Aim: Each entry here needs to be set down again exactly, please; pictures are left out.

Material to process:
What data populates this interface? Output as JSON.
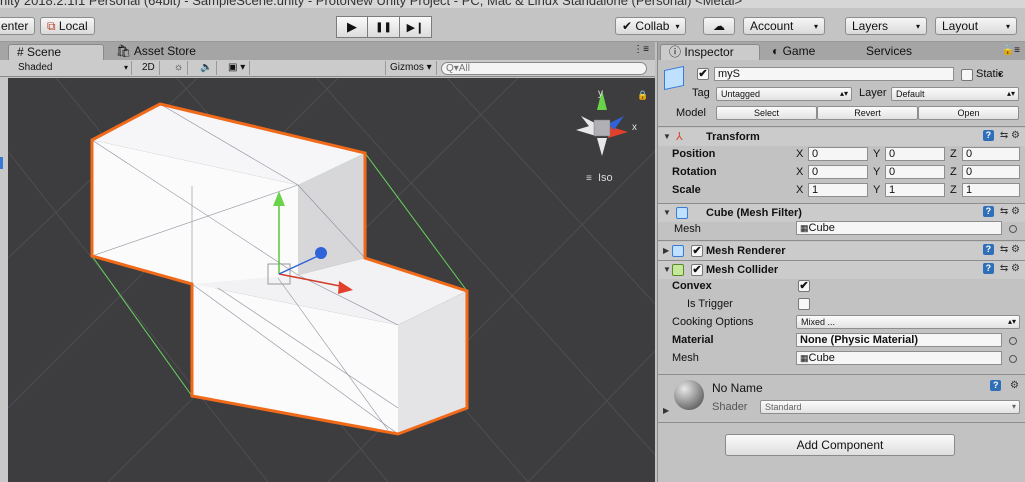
{
  "window": {
    "title": "nity 2018.2.1f1 Personal (64bit) - SampleScene.unity - ProtoNew Unity Project - PC, Mac & Linux Standalone (Personal) <Metal>"
  },
  "toolbar": {
    "pivot": "enter",
    "local": "Local",
    "play_icon": "▶",
    "pause_icon": "❚❚",
    "step_icon": "▶❙",
    "collab": "Collab",
    "account": "Account",
    "layers": "Layers",
    "layout": "Layout"
  },
  "scene": {
    "tabs": [
      "Scene",
      "Asset Store"
    ],
    "shading": "Shaded",
    "mode_2d": "2D",
    "gizmos": "Gizmos",
    "search_placeholder": "Q▾All",
    "projection": "Iso",
    "axis_y": "y",
    "axis_x": "x"
  },
  "inspector": {
    "tabs": [
      "Inspector",
      "Game",
      "Services"
    ],
    "object_name": "myS",
    "static_label": "Static",
    "tag_label": "Tag",
    "tag_value": "Untagged",
    "layer_label": "Layer",
    "layer_value": "Default",
    "model_label": "Model",
    "model_buttons": [
      "Select",
      "Revert",
      "Open"
    ],
    "transform": {
      "title": "Transform",
      "rows": [
        {
          "label": "Position",
          "x": "0",
          "y": "0",
          "z": "0"
        },
        {
          "label": "Rotation",
          "x": "0",
          "y": "0",
          "z": "0"
        },
        {
          "label": "Scale",
          "x": "1",
          "y": "1",
          "z": "1"
        }
      ],
      "axis_x": "X",
      "axis_y": "Y",
      "axis_z": "Z"
    },
    "mesh_filter": {
      "title": "Cube (Mesh Filter)",
      "mesh_label": "Mesh",
      "mesh_value": "Cube"
    },
    "mesh_renderer": {
      "title": "Mesh Renderer"
    },
    "mesh_collider": {
      "title": "Mesh Collider",
      "convex_label": "Convex",
      "convex_checked": "✔",
      "is_trigger_label": "Is Trigger",
      "cooking_label": "Cooking Options",
      "cooking_value": "Mixed ...",
      "material_label": "Material",
      "material_value": "None (Physic Material)",
      "mesh_label": "Mesh",
      "mesh_value": "Cube"
    },
    "material": {
      "name": "No Name",
      "shader_label": "Shader",
      "shader_value": "Standard"
    },
    "add_component": "Add Component"
  },
  "colors": {
    "accent": "#3a78d6",
    "selection_outline": "#f06a1a",
    "viewport_bg": "#3d3d3f"
  }
}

Reply to the task:
What data populates this interface? Output as JSON.
{
  "window": {
    "title": "nity 2018.2.1f1 Personal (64bit) - SampleScene.unity - ProtoNew Unity Project - PC, Mac & Linux Standalone (Personal) <Metal>"
  },
  "toolbar": {
    "pivot": "enter",
    "local": "Local",
    "play_icon": "▶",
    "pause_icon": "❚❚",
    "step_icon": "▶❙",
    "collab": "Collab",
    "account": "Account",
    "layers": "Layers",
    "layout": "Layout"
  },
  "scene": {
    "tabs": [
      "Scene",
      "Asset Store"
    ],
    "shading": "Shaded",
    "mode_2d": "2D",
    "gizmos": "Gizmos",
    "search_placeholder": "Q▾All",
    "projection": "Iso",
    "axis_y": "y",
    "axis_x": "x"
  },
  "inspector": {
    "tabs": [
      "Inspector",
      "Game",
      "Services"
    ],
    "object_name": "myS",
    "static_label": "Static",
    "tag_label": "Tag",
    "tag_value": "Untagged",
    "layer_label": "Layer",
    "layer_value": "Default",
    "model_label": "Model",
    "model_buttons": [
      "Select",
      "Revert",
      "Open"
    ],
    "transform": {
      "title": "Transform",
      "rows": [
        {
          "label": "Position",
          "x": "0",
          "y": "0",
          "z": "0"
        },
        {
          "label": "Rotation",
          "x": "0",
          "y": "0",
          "z": "0"
        },
        {
          "label": "Scale",
          "x": "1",
          "y": "1",
          "z": "1"
        }
      ],
      "axis_x": "X",
      "axis_y": "Y",
      "axis_z": "Z"
    },
    "mesh_filter": {
      "title": "Cube (Mesh Filter)",
      "mesh_label": "Mesh",
      "mesh_value": "Cube"
    },
    "mesh_renderer": {
      "title": "Mesh Renderer"
    },
    "mesh_collider": {
      "title": "Mesh Collider",
      "convex_label": "Convex",
      "convex_checked": "✔",
      "is_trigger_label": "Is Trigger",
      "cooking_label": "Cooking Options",
      "cooking_value": "Mixed ...",
      "material_label": "Material",
      "material_value": "None (Physic Material)",
      "mesh_label": "Mesh",
      "mesh_value": "Cube"
    },
    "material": {
      "name": "No Name",
      "shader_label": "Shader",
      "shader_value": "Standard"
    },
    "add_component": "Add Component"
  },
  "colors": {
    "accent": "#3a78d6",
    "selection_outline": "#f06a1a",
    "viewport_bg": "#3d3d3f"
  }
}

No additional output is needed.